▸ EXERCISE GOAL
Extract every entry word for word. Skip the pictures.

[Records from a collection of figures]
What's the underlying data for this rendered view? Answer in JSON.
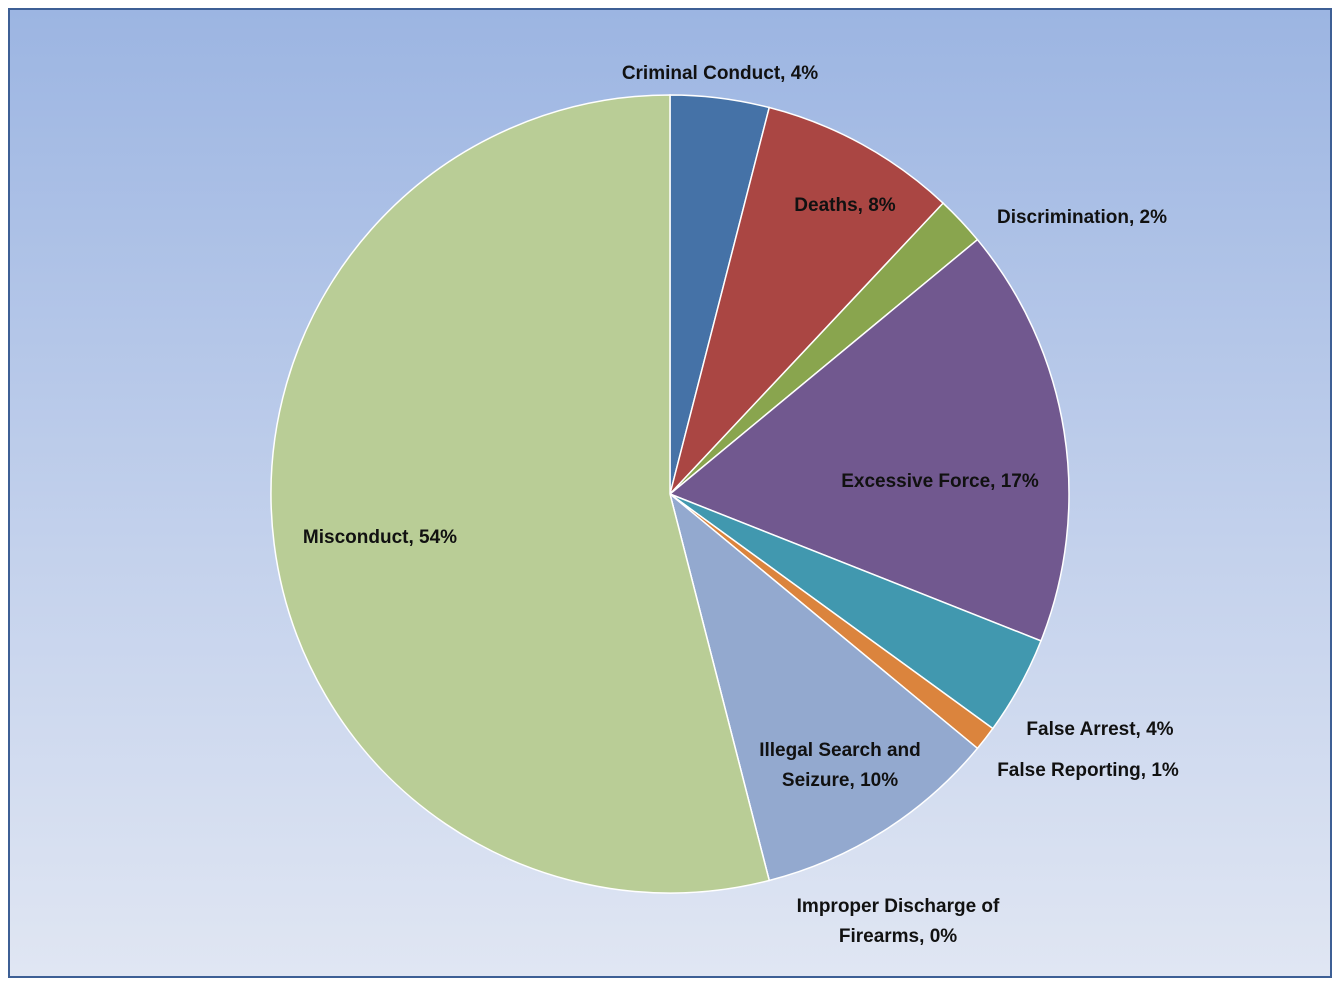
{
  "chart_data": {
    "type": "pie",
    "categories": [
      "Criminal Conduct",
      "Deaths",
      "Discrimination",
      "Excessive Force",
      "False Arrest",
      "False Reporting",
      "Illegal Search and Seizure",
      "Improper Discharge of Firearms",
      "Misconduct"
    ],
    "values": [
      4,
      8,
      2,
      17,
      4,
      1,
      10,
      0,
      54
    ],
    "value_labels": [
      "4%",
      "8%",
      "2%",
      "17%",
      "4%",
      "1%",
      "10%",
      "0%",
      "54%"
    ],
    "colors": [
      "#4572a7",
      "#aa4643",
      "#89a54e",
      "#71588f",
      "#4198af",
      "#db843d",
      "#93a9cf",
      "#a47d7c",
      "#b9cd96"
    ]
  }
}
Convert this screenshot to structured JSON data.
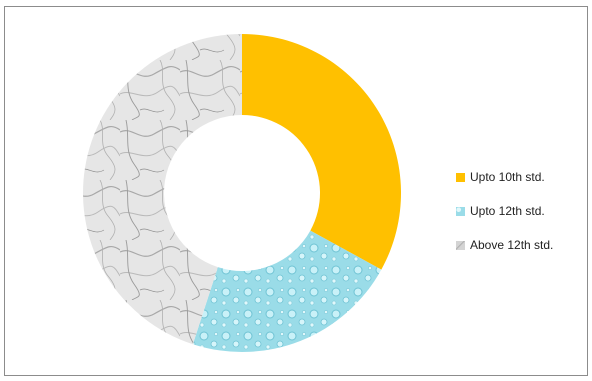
{
  "chart_data": {
    "type": "pie",
    "variant": "donut",
    "title": "",
    "labels": [
      "Upto 10th std.",
      "Upto 12th std.",
      "Above 12th std."
    ],
    "values": [
      33,
      22,
      45
    ],
    "colors": [
      "#FFC000",
      "#9ADCE8",
      "#D4D4D4"
    ],
    "fills": [
      "solid",
      "water-droplet-texture",
      "marble-texture"
    ],
    "legend_position": "right"
  }
}
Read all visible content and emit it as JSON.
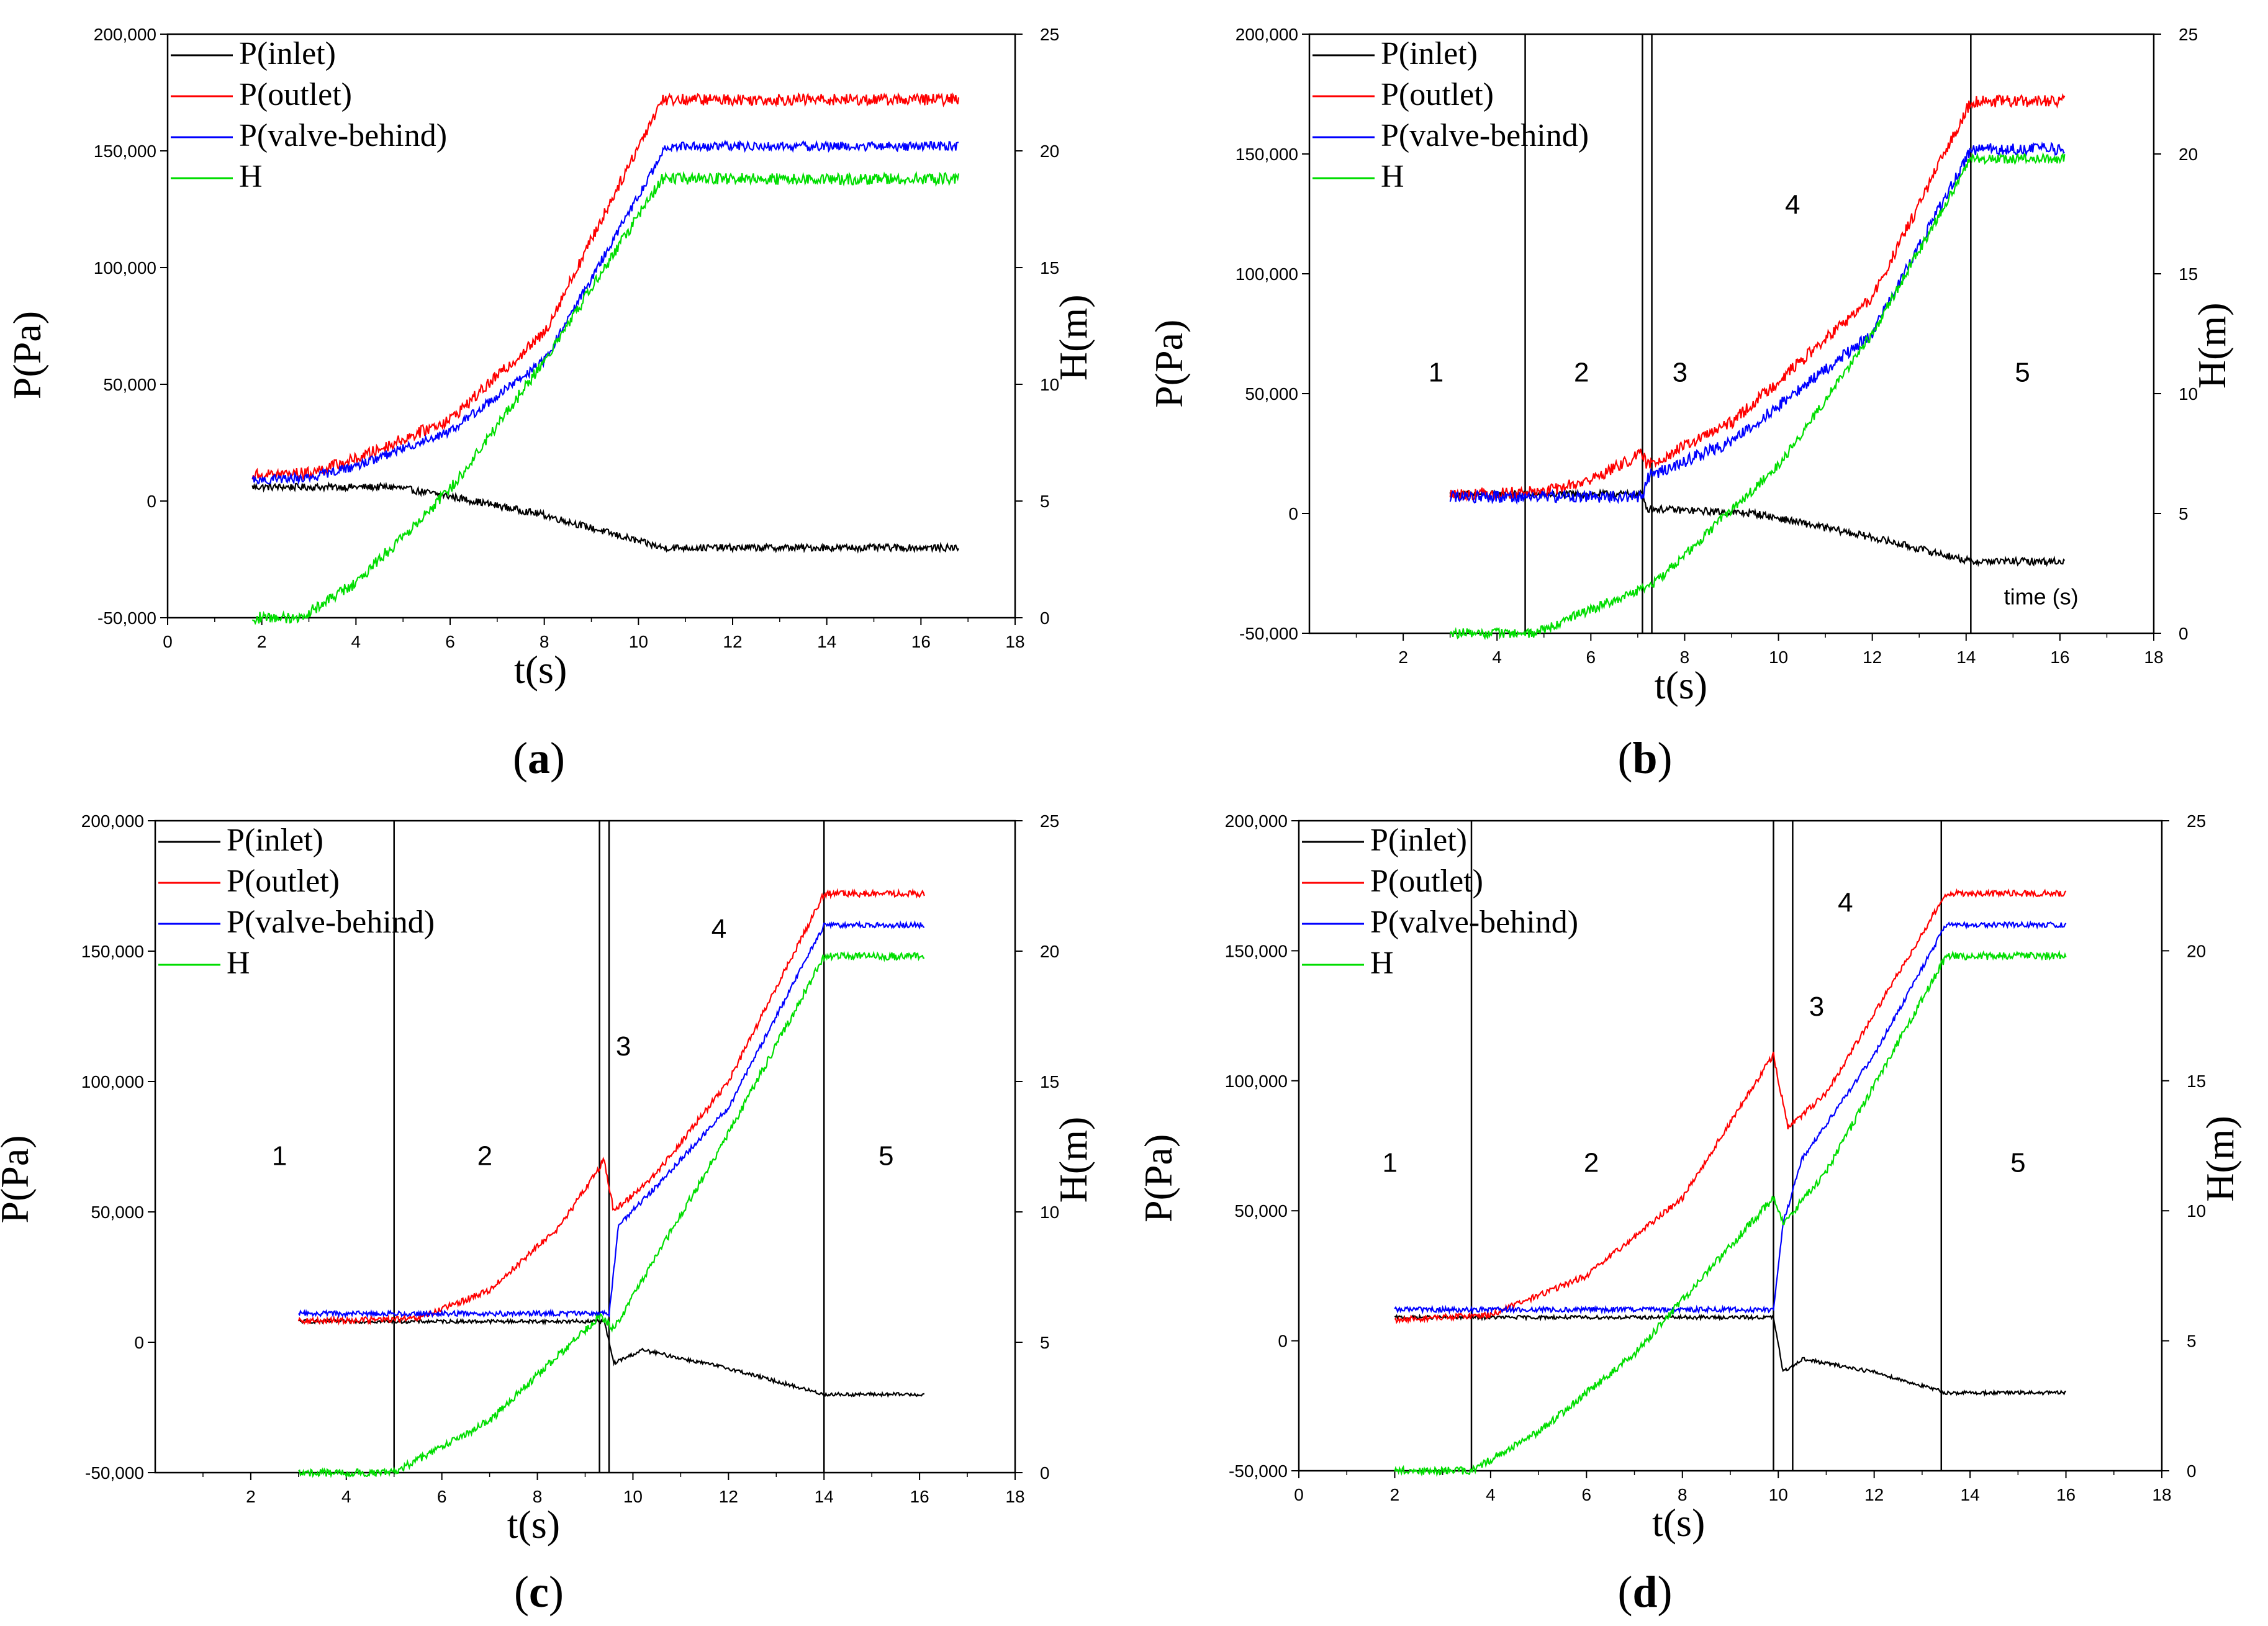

▸ TASK RESPONSE
What's the underlying data for this rendered view? Answer in JSON.
{
  "chart_data": {
    "type": "pie",
    "categories": [
      "Criminal Conduct",
      "Deaths",
      "Discrimination",
      "Excessive Force",
      "False Arrest",
      "False Reporting",
      "Illegal Search and Seizure",
      "Improper Discharge of Firearms",
      "Misconduct"
    ],
    "values": [
      4,
      8,
      2,
      17,
      4,
      1,
      10,
      0,
      54
    ],
    "value_labels": [
      "4%",
      "8%",
      "2%",
      "17%",
      "4%",
      "1%",
      "10%",
      "0%",
      "54%"
    ],
    "colors": [
      "#4572a7",
      "#aa4643",
      "#89a54e",
      "#71588f",
      "#4198af",
      "#db843d",
      "#93a9cf",
      "#a47d7c",
      "#b9cd96"
    ]
  }
}
Convert this screenshot to structured JSON data.
{
  "chart_data": {
    "type": "pie",
    "variant": "donut",
    "title": "",
    "labels": [
      "Upto 10th std.",
      "Upto 12th std.",
      "Above 12th std."
    ],
    "values": [
      33,
      22,
      45
    ],
    "colors": [
      "#FFC000",
      "#9ADCE8",
      "#D4D4D4"
    ],
    "fills": [
      "solid",
      "water-droplet-texture",
      "marble-texture"
    ],
    "legend_position": "right"
  }
}
Read all visible content and emit it as JSON.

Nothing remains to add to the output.